Required task — Can you give the items again from the first one through the line containing "seminar-line-2: పెంపొందించడంలో మీడియా", substituting "box coordinates" for every "bounding box" and changing nothing else?

··· Data supplied

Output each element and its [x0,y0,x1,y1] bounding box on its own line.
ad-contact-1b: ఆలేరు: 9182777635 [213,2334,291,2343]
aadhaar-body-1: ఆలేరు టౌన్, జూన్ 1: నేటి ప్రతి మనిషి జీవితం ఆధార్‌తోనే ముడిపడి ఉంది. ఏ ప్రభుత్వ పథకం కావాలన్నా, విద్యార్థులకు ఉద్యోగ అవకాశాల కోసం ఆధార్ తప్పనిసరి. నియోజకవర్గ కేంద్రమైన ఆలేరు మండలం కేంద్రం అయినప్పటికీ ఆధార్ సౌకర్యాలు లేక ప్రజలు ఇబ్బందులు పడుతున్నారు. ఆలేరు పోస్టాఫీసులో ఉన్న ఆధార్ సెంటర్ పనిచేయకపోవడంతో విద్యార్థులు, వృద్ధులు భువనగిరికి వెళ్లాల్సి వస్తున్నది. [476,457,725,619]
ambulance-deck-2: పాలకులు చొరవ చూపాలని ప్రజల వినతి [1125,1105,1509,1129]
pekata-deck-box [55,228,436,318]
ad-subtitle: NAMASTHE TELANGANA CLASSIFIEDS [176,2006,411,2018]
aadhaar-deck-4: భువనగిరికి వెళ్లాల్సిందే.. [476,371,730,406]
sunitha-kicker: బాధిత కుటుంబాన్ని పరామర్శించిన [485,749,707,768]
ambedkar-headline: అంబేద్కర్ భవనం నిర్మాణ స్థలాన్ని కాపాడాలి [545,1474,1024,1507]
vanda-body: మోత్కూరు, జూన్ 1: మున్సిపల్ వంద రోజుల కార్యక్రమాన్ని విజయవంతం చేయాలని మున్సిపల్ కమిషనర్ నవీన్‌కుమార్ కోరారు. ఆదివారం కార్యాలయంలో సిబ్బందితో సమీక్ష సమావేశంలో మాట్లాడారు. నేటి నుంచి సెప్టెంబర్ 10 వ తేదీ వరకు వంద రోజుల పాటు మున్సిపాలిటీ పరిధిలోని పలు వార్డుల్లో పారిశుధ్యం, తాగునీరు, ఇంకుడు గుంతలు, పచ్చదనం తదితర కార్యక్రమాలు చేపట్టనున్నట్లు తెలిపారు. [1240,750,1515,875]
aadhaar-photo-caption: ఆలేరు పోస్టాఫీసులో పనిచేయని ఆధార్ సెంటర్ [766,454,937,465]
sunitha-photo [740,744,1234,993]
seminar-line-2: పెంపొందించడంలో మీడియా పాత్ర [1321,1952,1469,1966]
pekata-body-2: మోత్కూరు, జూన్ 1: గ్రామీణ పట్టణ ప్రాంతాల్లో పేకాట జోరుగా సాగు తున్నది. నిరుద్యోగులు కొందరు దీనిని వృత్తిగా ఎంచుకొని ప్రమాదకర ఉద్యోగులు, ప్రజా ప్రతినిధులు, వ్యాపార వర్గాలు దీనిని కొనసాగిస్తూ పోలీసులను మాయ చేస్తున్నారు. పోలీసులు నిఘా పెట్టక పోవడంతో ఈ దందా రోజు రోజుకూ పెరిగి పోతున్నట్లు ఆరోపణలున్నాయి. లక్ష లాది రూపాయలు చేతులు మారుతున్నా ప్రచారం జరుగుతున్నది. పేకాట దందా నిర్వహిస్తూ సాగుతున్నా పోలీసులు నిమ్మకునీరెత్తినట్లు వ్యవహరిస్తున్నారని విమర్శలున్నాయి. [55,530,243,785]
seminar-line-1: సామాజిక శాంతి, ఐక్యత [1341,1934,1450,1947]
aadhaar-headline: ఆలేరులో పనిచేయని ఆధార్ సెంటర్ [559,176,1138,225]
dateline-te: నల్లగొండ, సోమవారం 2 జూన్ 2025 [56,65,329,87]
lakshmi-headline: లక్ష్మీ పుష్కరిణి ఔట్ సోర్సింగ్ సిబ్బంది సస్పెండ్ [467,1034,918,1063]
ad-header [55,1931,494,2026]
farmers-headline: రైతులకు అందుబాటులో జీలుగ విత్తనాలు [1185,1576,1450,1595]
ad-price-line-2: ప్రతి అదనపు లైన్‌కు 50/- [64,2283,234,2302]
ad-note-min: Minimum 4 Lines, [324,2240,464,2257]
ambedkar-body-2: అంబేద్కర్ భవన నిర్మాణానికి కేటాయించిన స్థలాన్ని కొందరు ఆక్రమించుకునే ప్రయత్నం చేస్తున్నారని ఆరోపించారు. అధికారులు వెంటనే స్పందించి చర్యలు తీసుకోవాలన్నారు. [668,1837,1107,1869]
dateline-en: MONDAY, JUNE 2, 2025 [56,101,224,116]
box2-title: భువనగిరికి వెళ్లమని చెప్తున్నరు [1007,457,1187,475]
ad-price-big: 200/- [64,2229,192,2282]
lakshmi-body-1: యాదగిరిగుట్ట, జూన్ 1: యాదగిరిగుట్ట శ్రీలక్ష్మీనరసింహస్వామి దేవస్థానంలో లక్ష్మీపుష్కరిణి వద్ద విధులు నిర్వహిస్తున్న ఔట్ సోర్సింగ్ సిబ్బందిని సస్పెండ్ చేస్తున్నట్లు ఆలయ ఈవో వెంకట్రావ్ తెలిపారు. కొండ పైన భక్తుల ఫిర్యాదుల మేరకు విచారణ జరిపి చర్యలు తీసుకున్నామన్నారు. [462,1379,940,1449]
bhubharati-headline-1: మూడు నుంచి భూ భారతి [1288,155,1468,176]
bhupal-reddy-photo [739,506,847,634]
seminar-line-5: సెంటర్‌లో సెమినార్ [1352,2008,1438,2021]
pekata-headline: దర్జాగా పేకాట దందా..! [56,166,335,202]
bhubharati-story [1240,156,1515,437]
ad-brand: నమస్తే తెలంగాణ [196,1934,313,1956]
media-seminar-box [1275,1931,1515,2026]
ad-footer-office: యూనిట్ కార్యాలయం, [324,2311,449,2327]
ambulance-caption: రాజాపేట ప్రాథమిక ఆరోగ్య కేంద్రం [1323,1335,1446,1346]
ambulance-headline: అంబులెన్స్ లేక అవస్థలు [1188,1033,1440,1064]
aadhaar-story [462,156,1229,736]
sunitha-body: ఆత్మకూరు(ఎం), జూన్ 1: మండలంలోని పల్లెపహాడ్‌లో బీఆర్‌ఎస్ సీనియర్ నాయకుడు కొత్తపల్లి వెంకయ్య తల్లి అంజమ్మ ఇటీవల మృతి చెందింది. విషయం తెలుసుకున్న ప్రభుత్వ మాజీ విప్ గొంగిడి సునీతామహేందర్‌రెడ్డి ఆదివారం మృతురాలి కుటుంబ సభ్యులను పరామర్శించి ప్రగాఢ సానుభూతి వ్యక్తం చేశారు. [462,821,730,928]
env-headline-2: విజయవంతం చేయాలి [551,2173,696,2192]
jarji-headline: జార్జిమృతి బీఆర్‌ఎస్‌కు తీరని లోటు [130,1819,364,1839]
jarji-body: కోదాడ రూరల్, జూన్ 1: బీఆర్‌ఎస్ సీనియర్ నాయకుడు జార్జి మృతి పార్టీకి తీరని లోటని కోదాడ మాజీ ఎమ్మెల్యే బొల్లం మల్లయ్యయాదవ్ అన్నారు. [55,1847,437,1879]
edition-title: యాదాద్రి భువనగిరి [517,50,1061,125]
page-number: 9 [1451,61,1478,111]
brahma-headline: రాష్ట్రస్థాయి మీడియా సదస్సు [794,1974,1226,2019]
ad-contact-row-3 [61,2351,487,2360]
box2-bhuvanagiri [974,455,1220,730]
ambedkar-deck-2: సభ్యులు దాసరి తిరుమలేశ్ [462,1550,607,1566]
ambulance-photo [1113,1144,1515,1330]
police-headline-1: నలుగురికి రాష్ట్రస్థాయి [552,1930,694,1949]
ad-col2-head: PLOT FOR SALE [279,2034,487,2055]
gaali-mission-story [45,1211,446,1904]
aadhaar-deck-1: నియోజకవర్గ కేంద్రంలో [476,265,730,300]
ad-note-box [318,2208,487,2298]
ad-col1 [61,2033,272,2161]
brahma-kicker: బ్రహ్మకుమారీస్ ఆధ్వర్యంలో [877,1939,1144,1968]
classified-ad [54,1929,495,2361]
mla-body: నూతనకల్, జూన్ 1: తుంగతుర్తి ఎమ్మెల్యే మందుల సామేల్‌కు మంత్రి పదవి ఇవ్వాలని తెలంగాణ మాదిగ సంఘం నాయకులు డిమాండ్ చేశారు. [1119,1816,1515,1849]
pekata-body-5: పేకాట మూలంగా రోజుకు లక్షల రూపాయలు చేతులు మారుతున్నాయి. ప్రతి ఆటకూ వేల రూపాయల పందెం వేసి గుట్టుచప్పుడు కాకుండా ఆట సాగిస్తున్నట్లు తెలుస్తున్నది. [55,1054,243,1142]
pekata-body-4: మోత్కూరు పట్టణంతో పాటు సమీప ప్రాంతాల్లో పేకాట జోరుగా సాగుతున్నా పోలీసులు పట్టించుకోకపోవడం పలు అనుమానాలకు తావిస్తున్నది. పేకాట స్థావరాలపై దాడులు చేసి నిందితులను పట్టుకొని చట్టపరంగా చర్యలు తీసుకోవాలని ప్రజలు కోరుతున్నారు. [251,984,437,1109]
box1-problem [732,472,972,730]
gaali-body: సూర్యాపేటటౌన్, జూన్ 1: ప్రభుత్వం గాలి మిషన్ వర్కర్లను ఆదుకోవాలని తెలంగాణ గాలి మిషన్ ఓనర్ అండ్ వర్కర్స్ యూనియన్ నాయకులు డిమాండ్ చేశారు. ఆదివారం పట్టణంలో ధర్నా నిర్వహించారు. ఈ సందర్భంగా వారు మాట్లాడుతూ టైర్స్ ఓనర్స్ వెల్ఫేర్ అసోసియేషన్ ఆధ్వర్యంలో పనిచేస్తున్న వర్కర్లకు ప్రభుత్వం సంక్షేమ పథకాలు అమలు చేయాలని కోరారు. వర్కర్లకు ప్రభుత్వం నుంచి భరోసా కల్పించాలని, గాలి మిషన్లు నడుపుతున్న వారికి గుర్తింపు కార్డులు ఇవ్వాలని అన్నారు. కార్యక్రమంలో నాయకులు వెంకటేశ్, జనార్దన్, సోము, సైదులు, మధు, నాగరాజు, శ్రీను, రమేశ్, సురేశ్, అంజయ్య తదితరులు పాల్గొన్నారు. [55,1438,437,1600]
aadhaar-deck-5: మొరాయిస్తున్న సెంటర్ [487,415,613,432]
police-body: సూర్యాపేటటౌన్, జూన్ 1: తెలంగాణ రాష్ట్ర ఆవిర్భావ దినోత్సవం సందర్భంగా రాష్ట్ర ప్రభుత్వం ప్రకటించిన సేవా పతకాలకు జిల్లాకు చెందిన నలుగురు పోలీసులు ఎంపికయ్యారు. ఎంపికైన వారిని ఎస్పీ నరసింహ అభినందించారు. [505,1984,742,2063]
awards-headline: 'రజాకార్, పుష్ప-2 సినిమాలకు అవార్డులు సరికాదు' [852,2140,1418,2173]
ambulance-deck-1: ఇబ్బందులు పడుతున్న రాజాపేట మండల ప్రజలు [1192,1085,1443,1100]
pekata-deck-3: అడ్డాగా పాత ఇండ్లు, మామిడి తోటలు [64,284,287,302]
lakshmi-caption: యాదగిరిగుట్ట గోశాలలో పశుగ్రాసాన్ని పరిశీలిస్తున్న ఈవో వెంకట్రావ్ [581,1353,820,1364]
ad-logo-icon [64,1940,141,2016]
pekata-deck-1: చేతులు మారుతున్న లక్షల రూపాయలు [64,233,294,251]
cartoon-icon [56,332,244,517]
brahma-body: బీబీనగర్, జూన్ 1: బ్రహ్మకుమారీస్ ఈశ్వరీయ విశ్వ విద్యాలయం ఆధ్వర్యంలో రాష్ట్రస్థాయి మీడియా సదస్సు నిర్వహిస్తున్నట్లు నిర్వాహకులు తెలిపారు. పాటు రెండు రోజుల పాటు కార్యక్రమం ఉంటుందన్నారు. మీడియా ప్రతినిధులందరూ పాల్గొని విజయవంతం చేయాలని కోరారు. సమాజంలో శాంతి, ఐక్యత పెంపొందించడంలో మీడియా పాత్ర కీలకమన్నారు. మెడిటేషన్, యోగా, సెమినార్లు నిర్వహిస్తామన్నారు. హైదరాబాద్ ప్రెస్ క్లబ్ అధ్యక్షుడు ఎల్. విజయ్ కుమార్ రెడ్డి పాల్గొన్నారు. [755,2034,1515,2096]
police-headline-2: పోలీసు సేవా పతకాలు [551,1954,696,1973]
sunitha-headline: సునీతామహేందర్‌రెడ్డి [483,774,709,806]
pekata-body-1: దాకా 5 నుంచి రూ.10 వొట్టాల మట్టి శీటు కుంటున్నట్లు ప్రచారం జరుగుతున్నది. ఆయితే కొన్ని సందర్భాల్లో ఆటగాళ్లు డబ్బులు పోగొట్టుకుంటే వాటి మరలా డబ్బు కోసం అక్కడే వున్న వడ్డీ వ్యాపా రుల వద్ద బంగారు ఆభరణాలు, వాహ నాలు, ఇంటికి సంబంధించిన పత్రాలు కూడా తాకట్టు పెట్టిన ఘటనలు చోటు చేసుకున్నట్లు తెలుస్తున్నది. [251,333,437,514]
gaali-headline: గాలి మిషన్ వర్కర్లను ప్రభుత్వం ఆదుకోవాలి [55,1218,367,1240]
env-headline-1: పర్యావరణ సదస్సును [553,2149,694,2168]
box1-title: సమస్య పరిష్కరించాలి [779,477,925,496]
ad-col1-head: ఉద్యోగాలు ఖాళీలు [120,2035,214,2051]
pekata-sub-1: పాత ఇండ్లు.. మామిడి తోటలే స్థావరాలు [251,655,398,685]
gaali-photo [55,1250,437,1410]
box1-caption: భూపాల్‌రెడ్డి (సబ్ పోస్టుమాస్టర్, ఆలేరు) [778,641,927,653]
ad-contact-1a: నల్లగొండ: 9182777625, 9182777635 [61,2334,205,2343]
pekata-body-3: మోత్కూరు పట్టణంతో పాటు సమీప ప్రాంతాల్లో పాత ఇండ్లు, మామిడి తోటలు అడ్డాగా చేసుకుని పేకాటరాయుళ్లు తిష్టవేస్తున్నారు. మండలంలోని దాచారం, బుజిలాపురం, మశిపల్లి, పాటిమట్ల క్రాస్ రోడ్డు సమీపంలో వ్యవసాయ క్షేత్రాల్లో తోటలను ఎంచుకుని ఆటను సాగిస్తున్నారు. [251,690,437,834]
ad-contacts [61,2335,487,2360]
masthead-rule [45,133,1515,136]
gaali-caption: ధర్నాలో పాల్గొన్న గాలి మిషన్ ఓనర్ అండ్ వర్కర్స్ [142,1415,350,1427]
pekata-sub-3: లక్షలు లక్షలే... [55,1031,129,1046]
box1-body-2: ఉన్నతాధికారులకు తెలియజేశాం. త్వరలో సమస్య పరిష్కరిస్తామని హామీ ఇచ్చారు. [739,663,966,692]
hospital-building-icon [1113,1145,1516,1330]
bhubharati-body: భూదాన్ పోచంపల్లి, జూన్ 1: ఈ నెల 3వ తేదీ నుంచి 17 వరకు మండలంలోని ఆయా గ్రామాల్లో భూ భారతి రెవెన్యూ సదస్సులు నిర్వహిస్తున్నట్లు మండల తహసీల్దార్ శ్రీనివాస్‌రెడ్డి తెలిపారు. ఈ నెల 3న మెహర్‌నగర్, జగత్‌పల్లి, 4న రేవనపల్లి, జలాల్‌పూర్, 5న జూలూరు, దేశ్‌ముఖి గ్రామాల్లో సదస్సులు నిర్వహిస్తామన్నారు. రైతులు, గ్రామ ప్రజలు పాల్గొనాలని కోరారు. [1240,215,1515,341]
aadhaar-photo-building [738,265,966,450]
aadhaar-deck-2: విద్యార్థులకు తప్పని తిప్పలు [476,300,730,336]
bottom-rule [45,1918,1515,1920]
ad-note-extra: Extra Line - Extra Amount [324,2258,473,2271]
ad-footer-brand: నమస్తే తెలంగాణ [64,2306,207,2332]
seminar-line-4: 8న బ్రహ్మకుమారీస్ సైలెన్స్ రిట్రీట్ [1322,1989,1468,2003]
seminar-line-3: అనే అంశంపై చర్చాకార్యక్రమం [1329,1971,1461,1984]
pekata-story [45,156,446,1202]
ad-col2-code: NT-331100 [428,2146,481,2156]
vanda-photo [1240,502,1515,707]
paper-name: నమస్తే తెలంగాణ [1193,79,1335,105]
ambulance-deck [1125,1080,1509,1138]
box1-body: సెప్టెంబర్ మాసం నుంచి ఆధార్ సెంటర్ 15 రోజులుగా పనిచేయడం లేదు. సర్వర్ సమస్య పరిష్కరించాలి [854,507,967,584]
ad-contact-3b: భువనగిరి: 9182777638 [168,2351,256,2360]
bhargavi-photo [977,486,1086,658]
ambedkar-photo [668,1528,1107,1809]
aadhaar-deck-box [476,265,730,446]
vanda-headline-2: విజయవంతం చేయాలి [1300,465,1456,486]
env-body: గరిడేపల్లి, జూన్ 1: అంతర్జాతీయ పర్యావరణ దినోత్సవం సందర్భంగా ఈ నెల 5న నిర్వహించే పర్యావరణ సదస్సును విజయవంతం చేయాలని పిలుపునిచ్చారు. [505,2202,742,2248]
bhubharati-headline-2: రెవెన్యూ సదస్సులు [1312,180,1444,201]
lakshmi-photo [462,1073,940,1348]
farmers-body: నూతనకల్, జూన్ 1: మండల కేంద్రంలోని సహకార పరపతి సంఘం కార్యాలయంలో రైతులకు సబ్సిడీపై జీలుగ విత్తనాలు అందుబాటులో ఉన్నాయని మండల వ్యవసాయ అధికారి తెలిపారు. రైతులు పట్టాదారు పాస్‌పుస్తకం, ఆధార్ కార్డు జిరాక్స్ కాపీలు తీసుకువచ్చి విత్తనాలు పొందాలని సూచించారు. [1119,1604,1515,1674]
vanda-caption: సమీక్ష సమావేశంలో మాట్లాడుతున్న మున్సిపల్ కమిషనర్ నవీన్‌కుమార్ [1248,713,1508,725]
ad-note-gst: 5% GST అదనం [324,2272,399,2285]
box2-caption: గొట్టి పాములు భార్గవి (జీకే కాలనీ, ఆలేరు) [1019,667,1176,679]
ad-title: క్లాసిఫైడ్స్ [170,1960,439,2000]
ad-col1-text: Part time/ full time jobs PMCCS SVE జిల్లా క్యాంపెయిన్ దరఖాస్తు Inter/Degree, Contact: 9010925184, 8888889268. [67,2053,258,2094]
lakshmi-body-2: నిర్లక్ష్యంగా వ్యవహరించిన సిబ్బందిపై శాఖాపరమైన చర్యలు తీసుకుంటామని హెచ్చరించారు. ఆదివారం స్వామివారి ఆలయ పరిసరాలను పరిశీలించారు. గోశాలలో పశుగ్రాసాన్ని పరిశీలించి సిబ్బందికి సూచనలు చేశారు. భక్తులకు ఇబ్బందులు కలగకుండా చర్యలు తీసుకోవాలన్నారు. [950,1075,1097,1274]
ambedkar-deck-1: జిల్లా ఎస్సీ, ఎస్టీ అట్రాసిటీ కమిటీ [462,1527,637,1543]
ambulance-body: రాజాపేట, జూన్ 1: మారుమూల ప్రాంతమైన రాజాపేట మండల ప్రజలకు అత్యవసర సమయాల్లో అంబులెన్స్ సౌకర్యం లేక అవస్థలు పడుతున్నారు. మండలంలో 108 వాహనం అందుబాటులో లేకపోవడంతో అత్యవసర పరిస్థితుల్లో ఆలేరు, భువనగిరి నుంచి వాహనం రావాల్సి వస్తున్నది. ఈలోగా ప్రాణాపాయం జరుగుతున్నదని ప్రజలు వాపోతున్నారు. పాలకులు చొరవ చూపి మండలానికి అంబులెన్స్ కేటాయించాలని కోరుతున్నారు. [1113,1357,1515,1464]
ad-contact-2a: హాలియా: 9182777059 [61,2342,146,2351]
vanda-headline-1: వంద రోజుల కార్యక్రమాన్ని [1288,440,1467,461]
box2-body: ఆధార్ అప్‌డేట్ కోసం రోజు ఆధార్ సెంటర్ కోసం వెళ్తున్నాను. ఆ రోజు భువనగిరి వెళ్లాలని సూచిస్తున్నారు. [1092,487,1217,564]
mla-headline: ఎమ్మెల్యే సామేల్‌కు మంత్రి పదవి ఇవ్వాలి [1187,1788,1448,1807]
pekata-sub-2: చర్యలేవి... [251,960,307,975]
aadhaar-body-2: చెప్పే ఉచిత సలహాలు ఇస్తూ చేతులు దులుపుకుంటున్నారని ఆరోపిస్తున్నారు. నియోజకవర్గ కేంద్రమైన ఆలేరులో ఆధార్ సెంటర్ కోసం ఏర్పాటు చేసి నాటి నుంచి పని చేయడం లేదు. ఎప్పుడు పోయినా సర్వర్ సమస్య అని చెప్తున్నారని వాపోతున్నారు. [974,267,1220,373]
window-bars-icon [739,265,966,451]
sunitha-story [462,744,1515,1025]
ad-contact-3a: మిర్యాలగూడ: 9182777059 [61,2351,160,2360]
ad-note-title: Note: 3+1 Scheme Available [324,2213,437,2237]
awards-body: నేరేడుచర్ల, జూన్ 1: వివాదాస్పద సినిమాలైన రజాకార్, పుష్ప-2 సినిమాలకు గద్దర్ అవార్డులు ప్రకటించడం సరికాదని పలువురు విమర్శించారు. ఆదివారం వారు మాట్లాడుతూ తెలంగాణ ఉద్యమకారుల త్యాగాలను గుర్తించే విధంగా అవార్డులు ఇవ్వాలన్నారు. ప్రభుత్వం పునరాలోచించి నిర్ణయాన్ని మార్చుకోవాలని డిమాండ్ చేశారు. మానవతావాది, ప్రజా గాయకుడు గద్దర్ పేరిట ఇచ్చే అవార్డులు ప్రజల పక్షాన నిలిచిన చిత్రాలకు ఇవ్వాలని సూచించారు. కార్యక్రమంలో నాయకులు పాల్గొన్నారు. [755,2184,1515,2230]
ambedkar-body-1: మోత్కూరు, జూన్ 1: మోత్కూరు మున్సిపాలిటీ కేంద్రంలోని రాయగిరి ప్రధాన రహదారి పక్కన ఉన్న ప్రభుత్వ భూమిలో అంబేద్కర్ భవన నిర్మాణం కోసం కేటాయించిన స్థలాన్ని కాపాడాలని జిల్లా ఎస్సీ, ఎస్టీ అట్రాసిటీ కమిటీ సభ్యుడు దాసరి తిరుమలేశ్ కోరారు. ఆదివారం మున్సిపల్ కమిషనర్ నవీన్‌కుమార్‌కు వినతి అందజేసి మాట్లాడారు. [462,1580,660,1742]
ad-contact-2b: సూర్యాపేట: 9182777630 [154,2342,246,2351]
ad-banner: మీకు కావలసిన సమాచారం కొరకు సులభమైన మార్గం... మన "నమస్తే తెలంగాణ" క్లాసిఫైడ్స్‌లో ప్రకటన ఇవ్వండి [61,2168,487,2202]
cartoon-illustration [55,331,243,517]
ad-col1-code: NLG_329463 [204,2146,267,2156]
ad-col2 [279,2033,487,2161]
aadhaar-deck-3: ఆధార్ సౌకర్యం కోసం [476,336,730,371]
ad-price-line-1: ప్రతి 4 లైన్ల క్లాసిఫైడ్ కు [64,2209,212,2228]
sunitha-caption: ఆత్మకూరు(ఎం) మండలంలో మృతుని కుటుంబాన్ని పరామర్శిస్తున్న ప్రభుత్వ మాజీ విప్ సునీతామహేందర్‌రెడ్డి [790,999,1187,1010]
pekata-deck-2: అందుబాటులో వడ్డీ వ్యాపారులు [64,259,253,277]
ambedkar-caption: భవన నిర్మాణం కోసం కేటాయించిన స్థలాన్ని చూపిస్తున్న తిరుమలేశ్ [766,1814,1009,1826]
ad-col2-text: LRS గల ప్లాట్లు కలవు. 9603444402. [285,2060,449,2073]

······

Exercise answer —
Output each element and its [x0,y0,x1,y1] box coordinates on its own line.
ad-contact-1b: ఆలేరు: 9182777635 [213,2334,291,2343]
aadhaar-body-1: ఆలేరు టౌన్, జూన్ 1: నేటి ప్రతి మనిషి జీవితం ఆధార్‌తోనే ముడిపడి ఉంది. ఏ ప్రభుత్వ పథకం కావాలన్నా, విద్యార్థులకు ఉద్యోగ అవకాశాల కోసం ఆధార్ తప్పనిసరి. నియోజకవర్గ కేంద్రమైన ఆలేరు మండలం కేంద్రం అయినప్పటికీ ఆధార్ సౌకర్యాలు లేక ప్రజలు ఇబ్బందులు పడుతున్నారు. ఆలేరు పోస్టాఫీసులో ఉన్న ఆధార్ సెంటర్ పనిచేయకపోవడంతో విద్యార్థులు, వృద్ధులు భువనగిరికి వెళ్లాల్సి వస్తున్నది. [476,457,725,619]
ambulance-deck-2: పాలకులు చొరవ చూపాలని ప్రజల వినతి [1125,1105,1509,1129]
pekata-deck-box [55,228,436,318]
ad-subtitle: NAMASTHE TELANGANA CLASSIFIEDS [176,2006,411,2018]
aadhaar-deck-4: భువనగిరికి వెళ్లాల్సిందే.. [476,371,730,406]
sunitha-kicker: బాధిత కుటుంబాన్ని పరామర్శించిన [485,749,707,768]
ambedkar-headline: అంబేద్కర్ భవనం నిర్మాణ స్థలాన్ని కాపాడాలి [545,1474,1024,1507]
vanda-body: మోత్కూరు, జూన్ 1: మున్సిపల్ వంద రోజుల కార్యక్రమాన్ని విజయవంతం చేయాలని మున్సిపల్ కమిషనర్ నవీన్‌కుమార్ కోరారు. ఆదివారం కార్యాలయంలో సిబ్బందితో సమీక్ష సమావేశంలో మాట్లాడారు. నేటి నుంచి సెప్టెంబర్ 10 వ తేదీ వరకు వంద రోజుల పాటు మున్సిపాలిటీ పరిధిలోని పలు వార్డుల్లో పారిశుధ్యం, తాగునీరు, ఇంకుడు గుంతలు, పచ్చదనం తదితర కార్యక్రమాలు చేపట్టనున్నట్లు తెలిపారు. [1240,750,1515,875]
aadhaar-photo-caption: ఆలేరు పోస్టాఫీసులో పనిచేయని ఆధార్ సెంటర్ [766,454,937,465]
sunitha-photo [740,744,1234,993]
seminar-line-2: పెంపొందించడంలో మీడియా పాత్ర [1321,1952,1469,1966]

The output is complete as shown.